DIRECTIONS FOR THIS TASK
Repeat the full listing below verbatim and keep the images out.

GIVEN RECORDS
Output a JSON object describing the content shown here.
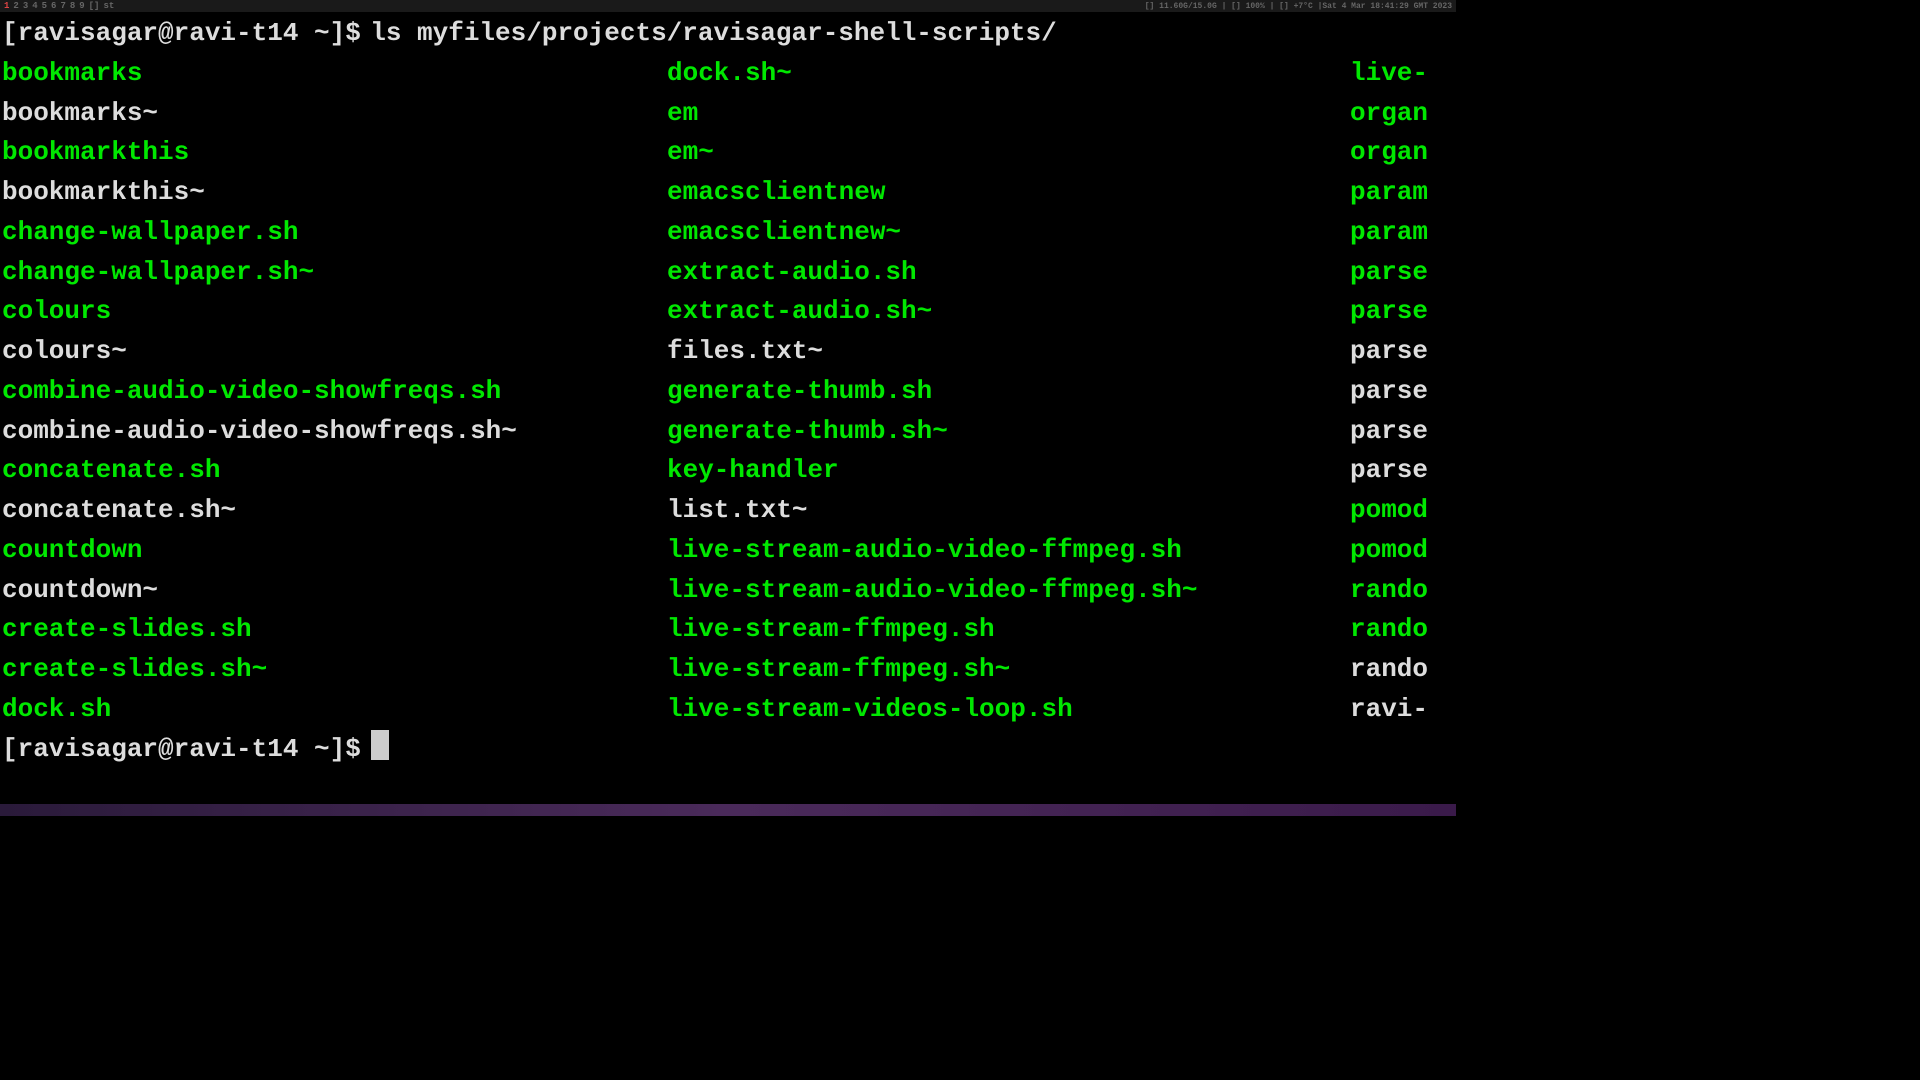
{
  "topbar": {
    "workspaces": [
      "1",
      "2",
      "3",
      "4",
      "5",
      "6",
      "7",
      "8",
      "9",
      "[]"
    ],
    "active": 0,
    "title": "st",
    "status": "[] 11.60G/15.0G | [] 100% | [] +7°C |Sat  4 Mar 18:41:29 GMT 2023"
  },
  "terminal": {
    "prompt1": "[ravisagar@ravi-t14 ~]$",
    "command1": "ls myfiles/projects/ravisagar-shell-scripts/",
    "prompt2": "[ravisagar@ravi-t14 ~]$",
    "columns": [
      [
        {
          "n": "bookmarks",
          "x": true
        },
        {
          "n": "bookmarks~",
          "x": false
        },
        {
          "n": "bookmarkthis",
          "x": true
        },
        {
          "n": "bookmarkthis~",
          "x": false
        },
        {
          "n": "change-wallpaper.sh",
          "x": true
        },
        {
          "n": "change-wallpaper.sh~",
          "x": true
        },
        {
          "n": "colours",
          "x": true
        },
        {
          "n": "colours~",
          "x": false
        },
        {
          "n": "combine-audio-video-showfreqs.sh",
          "x": true
        },
        {
          "n": "combine-audio-video-showfreqs.sh~",
          "x": false
        },
        {
          "n": "concatenate.sh",
          "x": true
        },
        {
          "n": "concatenate.sh~",
          "x": false
        },
        {
          "n": "countdown",
          "x": true
        },
        {
          "n": "countdown~",
          "x": false
        },
        {
          "n": "create-slides.sh",
          "x": true
        },
        {
          "n": "create-slides.sh~",
          "x": true
        },
        {
          "n": "dock.sh",
          "x": true
        }
      ],
      [
        {
          "n": "dock.sh~",
          "x": true
        },
        {
          "n": "em",
          "x": true
        },
        {
          "n": "em~",
          "x": true
        },
        {
          "n": "emacsclientnew",
          "x": true
        },
        {
          "n": "emacsclientnew~",
          "x": true
        },
        {
          "n": "extract-audio.sh",
          "x": true
        },
        {
          "n": "extract-audio.sh~",
          "x": true
        },
        {
          "n": "files.txt~",
          "x": false
        },
        {
          "n": "generate-thumb.sh",
          "x": true
        },
        {
          "n": "generate-thumb.sh~",
          "x": true
        },
        {
          "n": "key-handler",
          "x": true
        },
        {
          "n": "list.txt~",
          "x": false
        },
        {
          "n": "live-stream-audio-video-ffmpeg.sh",
          "x": true
        },
        {
          "n": "live-stream-audio-video-ffmpeg.sh~",
          "x": true
        },
        {
          "n": "live-stream-ffmpeg.sh",
          "x": true
        },
        {
          "n": "live-stream-ffmpeg.sh~",
          "x": true
        },
        {
          "n": "live-stream-videos-loop.sh",
          "x": true
        }
      ],
      [
        {
          "n": "live-",
          "x": true
        },
        {
          "n": "organ",
          "x": true
        },
        {
          "n": "organ",
          "x": true
        },
        {
          "n": "param",
          "x": true
        },
        {
          "n": "param",
          "x": true
        },
        {
          "n": "parse",
          "x": true
        },
        {
          "n": "parse",
          "x": true
        },
        {
          "n": "parse",
          "x": false
        },
        {
          "n": "parse",
          "x": false
        },
        {
          "n": "parse",
          "x": false
        },
        {
          "n": "parse",
          "x": false
        },
        {
          "n": "pomod",
          "x": true
        },
        {
          "n": "pomod",
          "x": true
        },
        {
          "n": "rando",
          "x": true
        },
        {
          "n": "rando",
          "x": true
        },
        {
          "n": "rando",
          "x": false
        },
        {
          "n": "ravi-",
          "x": false
        }
      ]
    ]
  }
}
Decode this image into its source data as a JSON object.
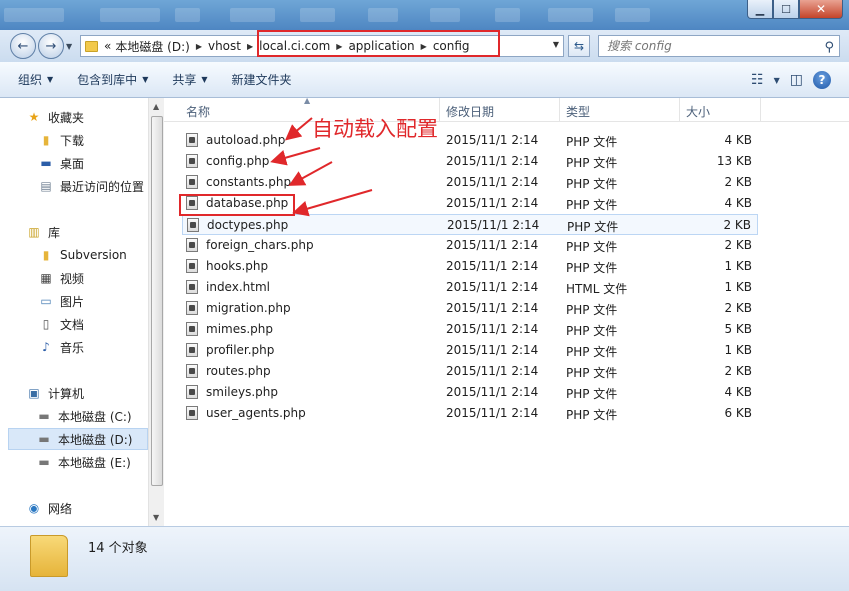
{
  "window": {
    "search_placeholder": "搜索 config"
  },
  "address": {
    "overflow": "«",
    "crumbs": [
      "本地磁盘 (D:)",
      "vhost",
      "local.ci.com",
      "application",
      "config"
    ]
  },
  "toolbar": {
    "organize": "组织",
    "include_in_library": "包含到库中",
    "share": "共享",
    "new_folder": "新建文件夹"
  },
  "sidebar": {
    "items": [
      {
        "label": "收藏夹",
        "icon": "star-icon"
      },
      {
        "label": "下载",
        "icon": "folder-icon"
      },
      {
        "label": "桌面",
        "icon": "desktop-icon"
      },
      {
        "label": "最近访问的位置",
        "icon": "recent-icon"
      },
      {
        "label": "库",
        "icon": "library-icon"
      },
      {
        "label": "Subversion",
        "icon": "folder-icon"
      },
      {
        "label": "视频",
        "icon": "video-icon"
      },
      {
        "label": "图片",
        "icon": "picture-icon"
      },
      {
        "label": "文档",
        "icon": "document-icon"
      },
      {
        "label": "音乐",
        "icon": "music-icon"
      },
      {
        "label": "计算机",
        "icon": "computer-icon"
      },
      {
        "label": "本地磁盘 (C:)",
        "icon": "drive-icon"
      },
      {
        "label": "本地磁盘 (D:)",
        "icon": "drive-icon"
      },
      {
        "label": "本地磁盘 (E:)",
        "icon": "drive-icon"
      },
      {
        "label": "网络",
        "icon": "network-icon"
      }
    ]
  },
  "columns": {
    "name": "名称",
    "modified": "修改日期",
    "type": "类型",
    "size": "大小"
  },
  "files": [
    {
      "name": "autoload.php",
      "modified": "2015/11/1 2:14",
      "type": "PHP 文件",
      "size": "4 KB"
    },
    {
      "name": "config.php",
      "modified": "2015/11/1 2:14",
      "type": "PHP 文件",
      "size": "13 KB"
    },
    {
      "name": "constants.php",
      "modified": "2015/11/1 2:14",
      "type": "PHP 文件",
      "size": "2 KB"
    },
    {
      "name": "database.php",
      "modified": "2015/11/1 2:14",
      "type": "PHP 文件",
      "size": "4 KB"
    },
    {
      "name": "doctypes.php",
      "modified": "2015/11/1 2:14",
      "type": "PHP 文件",
      "size": "2 KB"
    },
    {
      "name": "foreign_chars.php",
      "modified": "2015/11/1 2:14",
      "type": "PHP 文件",
      "size": "2 KB"
    },
    {
      "name": "hooks.php",
      "modified": "2015/11/1 2:14",
      "type": "PHP 文件",
      "size": "1 KB"
    },
    {
      "name": "index.html",
      "modified": "2015/11/1 2:14",
      "type": "HTML 文件",
      "size": "1 KB"
    },
    {
      "name": "migration.php",
      "modified": "2015/11/1 2:14",
      "type": "PHP 文件",
      "size": "2 KB"
    },
    {
      "name": "mimes.php",
      "modified": "2015/11/1 2:14",
      "type": "PHP 文件",
      "size": "5 KB"
    },
    {
      "name": "profiler.php",
      "modified": "2015/11/1 2:14",
      "type": "PHP 文件",
      "size": "1 KB"
    },
    {
      "name": "routes.php",
      "modified": "2015/11/1 2:14",
      "type": "PHP 文件",
      "size": "2 KB"
    },
    {
      "name": "smileys.php",
      "modified": "2015/11/1 2:14",
      "type": "PHP 文件",
      "size": "4 KB"
    },
    {
      "name": "user_agents.php",
      "modified": "2015/11/1 2:14",
      "type": "PHP 文件",
      "size": "6 KB"
    }
  ],
  "annotation": {
    "text": "自动载入配置",
    "color": "#e0282b"
  },
  "status": {
    "count": "14 个对象"
  }
}
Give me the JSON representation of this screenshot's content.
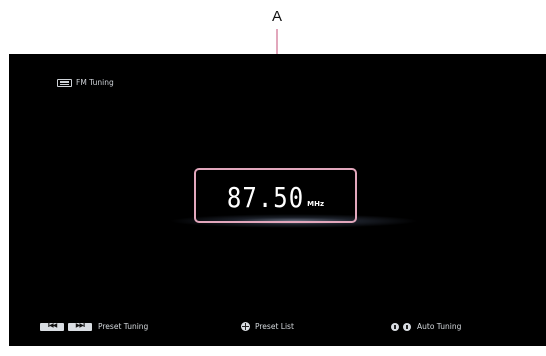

WRITTEN REPLY
Output a JSON object describing the content shown here.
{
  "topbar": {
    "workspaces": [
      "1",
      "2",
      "3",
      "4",
      "5",
      "6",
      "7",
      "8",
      "9",
      "[]"
    ],
    "active": 0,
    "title": "st",
    "status": "[] 11.60G/15.0G | [] 100% | [] +7°C |Sat  4 Mar 18:41:29 GMT 2023"
  },
  "terminal": {
    "prompt1": "[ravisagar@ravi-t14 ~]$",
    "command1": "ls myfiles/projects/ravisagar-shell-scripts/",
    "prompt2": "[ravisagar@ravi-t14 ~]$",
    "columns": [
      [
        {
          "n": "bookmarks",
          "x": true
        },
        {
          "n": "bookmarks~",
          "x": false
        },
        {
          "n": "bookmarkthis",
          "x": true
        },
        {
          "n": "bookmarkthis~",
          "x": false
        },
        {
          "n": "change-wallpaper.sh",
          "x": true
        },
        {
          "n": "change-wallpaper.sh~",
          "x": true
        },
        {
          "n": "colours",
          "x": true
        },
        {
          "n": "colours~",
          "x": false
        },
        {
          "n": "combine-audio-video-showfreqs.sh",
          "x": true
        },
        {
          "n": "combine-audio-video-showfreqs.sh~",
          "x": false
        },
        {
          "n": "concatenate.sh",
          "x": true
        },
        {
          "n": "concatenate.sh~",
          "x": false
        },
        {
          "n": "countdown",
          "x": true
        },
        {
          "n": "countdown~",
          "x": false
        },
        {
          "n": "create-slides.sh",
          "x": true
        },
        {
          "n": "create-slides.sh~",
          "x": true
        },
        {
          "n": "dock.sh",
          "x": true
        }
      ],
      [
        {
          "n": "dock.sh~",
          "x": true
        },
        {
          "n": "em",
          "x": true
        },
        {
          "n": "em~",
          "x": true
        },
        {
          "n": "emacsclientnew",
          "x": true
        },
        {
          "n": "emacsclientnew~",
          "x": true
        },
        {
          "n": "extract-audio.sh",
          "x": true
        },
        {
          "n": "extract-audio.sh~",
          "x": true
        },
        {
          "n": "files.txt~",
          "x": false
        },
        {
          "n": "generate-thumb.sh",
          "x": true
        },
        {
          "n": "generate-thumb.sh~",
          "x": true
        },
        {
          "n": "key-handler",
          "x": true
        },
        {
          "n": "list.txt~",
          "x": false
        },
        {
          "n": "live-stream-audio-video-ffmpeg.sh",
          "x": true
        },
        {
          "n": "live-stream-audio-video-ffmpeg.sh~",
          "x": true
        },
        {
          "n": "live-stream-ffmpeg.sh",
          "x": true
        },
        {
          "n": "live-stream-ffmpeg.sh~",
          "x": true
        },
        {
          "n": "live-stream-videos-loop.sh",
          "x": true
        }
      ],
      [
        {
          "n": "live-",
          "x": true
        },
        {
          "n": "organ",
          "x": true
        },
        {
          "n": "organ",
          "x": true
        },
        {
          "n": "param",
          "x": true
        },
        {
          "n": "param",
          "x": true
        },
        {
          "n": "parse",
          "x": true
        },
        {
          "n": "parse",
          "x": true
        },
        {
          "n": "parse",
          "x": false
        },
        {
          "n": "parse",
          "x": false
        },
        {
          "n": "parse",
          "x": false
        },
        {
          "n": "parse",
          "x": false
        },
        {
          "n": "pomod",
          "x": true
        },
        {
          "n": "pomod",
          "x": true
        },
        {
          "n": "rando",
          "x": true
        },
        {
          "n": "rando",
          "x": true
        },
        {
          "n": "rando",
          "x": false
        },
        {
          "n": "ravi-",
          "x": false
        }
      ]
    ]
  }
}
Decode this image into its source data as a JSON object.
{
  "window": {
    "search_placeholder": "搜索 config"
  },
  "address": {
    "overflow": "«",
    "crumbs": [
      "本地磁盘 (D:)",
      "vhost",
      "local.ci.com",
      "application",
      "config"
    ]
  },
  "toolbar": {
    "organize": "组织",
    "include_in_library": "包含到库中",
    "share": "共享",
    "new_folder": "新建文件夹"
  },
  "sidebar": {
    "items": [
      {
        "label": "收藏夹",
        "icon": "star-icon"
      },
      {
        "label": "下载",
        "icon": "folder-icon"
      },
      {
        "label": "桌面",
        "icon": "desktop-icon"
      },
      {
        "label": "最近访问的位置",
        "icon": "recent-icon"
      },
      {
        "label": "库",
        "icon": "library-icon"
      },
      {
        "label": "Subversion",
        "icon": "folder-icon"
      },
      {
        "label": "视频",
        "icon": "video-icon"
      },
      {
        "label": "图片",
        "icon": "picture-icon"
      },
      {
        "label": "文档",
        "icon": "document-icon"
      },
      {
        "label": "音乐",
        "icon": "music-icon"
      },
      {
        "label": "计算机",
        "icon": "computer-icon"
      },
      {
        "label": "本地磁盘 (C:)",
        "icon": "drive-icon"
      },
      {
        "label": "本地磁盘 (D:)",
        "icon": "drive-icon"
      },
      {
        "label": "本地磁盘 (E:)",
        "icon": "drive-icon"
      },
      {
        "label": "网络",
        "icon": "network-icon"
      }
    ]
  },
  "columns": {
    "name": "名称",
    "modified": "修改日期",
    "type": "类型",
    "size": "大小"
  },
  "files": [
    {
      "name": "autoload.php",
      "modified": "2015/11/1 2:14",
      "type": "PHP 文件",
      "size": "4 KB"
    },
    {
      "name": "config.php",
      "modified": "2015/11/1 2:14",
      "type": "PHP 文件",
      "size": "13 KB"
    },
    {
      "name": "constants.php",
      "modified": "2015/11/1 2:14",
      "type": "PHP 文件",
      "size": "2 KB"
    },
    {
      "name": "database.php",
      "modified": "2015/11/1 2:14",
      "type": "PHP 文件",
      "size": "4 KB"
    },
    {
      "name": "doctypes.php",
      "modified": "2015/11/1 2:14",
      "type": "PHP 文件",
      "size": "2 KB"
    },
    {
      "name": "foreign_chars.php",
      "modified": "2015/11/1 2:14",
      "type": "PHP 文件",
      "size": "2 KB"
    },
    {
      "name": "hooks.php",
      "modified": "2015/11/1 2:14",
      "type": "PHP 文件",
      "size": "1 KB"
    },
    {
      "name": "index.html",
      "modified": "2015/11/1 2:14",
      "type": "HTML 文件",
      "size": "1 KB"
    },
    {
      "name": "migration.php",
      "modified": "2015/11/1 2:14",
      "type": "PHP 文件",
      "size": "2 KB"
    },
    {
      "name": "mimes.php",
      "modified": "2015/11/1 2:14",
      "type": "PHP 文件",
      "size": "5 KB"
    },
    {
      "name": "profiler.php",
      "modified": "2015/11/1 2:14",
      "type": "PHP 文件",
      "size": "1 KB"
    },
    {
      "name": "routes.php",
      "modified": "2015/11/1 2:14",
      "type": "PHP 文件",
      "size": "2 KB"
    },
    {
      "name": "smileys.php",
      "modified": "2015/11/1 2:14",
      "type": "PHP 文件",
      "size": "4 KB"
    },
    {
      "name": "user_agents.php",
      "modified": "2015/11/1 2:14",
      "type": "PHP 文件",
      "size": "6 KB"
    }
  ],
  "annotation": {
    "text": "自动载入配置",
    "color": "#e0282b"
  },
  "status": {
    "count": "14 个对象"
  }
}
Give me the JSON representation of this screenshot's content.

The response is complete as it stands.